Goal: For each line in the data below that holds "this", return a copy.
Start Given records
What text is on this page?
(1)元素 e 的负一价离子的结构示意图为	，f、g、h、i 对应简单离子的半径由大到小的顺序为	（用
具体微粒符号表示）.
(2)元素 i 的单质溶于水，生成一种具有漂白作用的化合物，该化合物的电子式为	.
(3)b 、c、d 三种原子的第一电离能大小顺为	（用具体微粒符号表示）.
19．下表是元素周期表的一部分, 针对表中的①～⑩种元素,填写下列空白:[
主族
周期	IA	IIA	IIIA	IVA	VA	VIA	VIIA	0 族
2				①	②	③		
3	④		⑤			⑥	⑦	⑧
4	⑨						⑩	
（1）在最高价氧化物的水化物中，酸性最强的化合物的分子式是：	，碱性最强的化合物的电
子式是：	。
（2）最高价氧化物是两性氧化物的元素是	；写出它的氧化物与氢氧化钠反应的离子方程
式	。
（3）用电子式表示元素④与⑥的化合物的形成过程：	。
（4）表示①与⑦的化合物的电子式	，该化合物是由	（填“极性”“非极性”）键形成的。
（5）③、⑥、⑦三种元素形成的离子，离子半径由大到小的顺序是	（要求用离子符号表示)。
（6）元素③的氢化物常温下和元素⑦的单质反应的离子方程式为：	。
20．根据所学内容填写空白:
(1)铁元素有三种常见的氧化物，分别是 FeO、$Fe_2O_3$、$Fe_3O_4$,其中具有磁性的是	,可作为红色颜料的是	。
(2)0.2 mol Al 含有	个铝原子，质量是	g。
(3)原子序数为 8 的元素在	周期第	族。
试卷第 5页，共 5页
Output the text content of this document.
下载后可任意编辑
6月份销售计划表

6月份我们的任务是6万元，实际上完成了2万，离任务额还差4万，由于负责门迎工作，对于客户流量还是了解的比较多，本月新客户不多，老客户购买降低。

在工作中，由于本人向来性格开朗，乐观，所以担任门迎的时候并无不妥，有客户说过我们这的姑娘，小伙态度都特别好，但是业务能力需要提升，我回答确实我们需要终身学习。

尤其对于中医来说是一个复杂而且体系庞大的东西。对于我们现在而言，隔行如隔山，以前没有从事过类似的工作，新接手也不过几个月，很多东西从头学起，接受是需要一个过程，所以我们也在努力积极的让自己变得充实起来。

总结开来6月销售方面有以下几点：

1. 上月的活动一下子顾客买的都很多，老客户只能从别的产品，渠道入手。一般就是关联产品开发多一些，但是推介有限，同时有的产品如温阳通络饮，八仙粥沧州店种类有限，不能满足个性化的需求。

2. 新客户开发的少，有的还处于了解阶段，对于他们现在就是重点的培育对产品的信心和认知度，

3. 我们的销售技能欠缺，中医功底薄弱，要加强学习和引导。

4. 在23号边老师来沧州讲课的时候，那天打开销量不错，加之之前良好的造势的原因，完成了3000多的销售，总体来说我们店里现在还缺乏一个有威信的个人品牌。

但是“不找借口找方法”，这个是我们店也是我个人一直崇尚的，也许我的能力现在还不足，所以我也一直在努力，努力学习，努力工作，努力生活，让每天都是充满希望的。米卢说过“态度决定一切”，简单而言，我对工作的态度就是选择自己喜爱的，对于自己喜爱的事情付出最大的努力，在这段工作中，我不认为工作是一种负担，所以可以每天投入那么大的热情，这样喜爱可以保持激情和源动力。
End Given records
The output:
What text is on this page?
Output the text content of this document.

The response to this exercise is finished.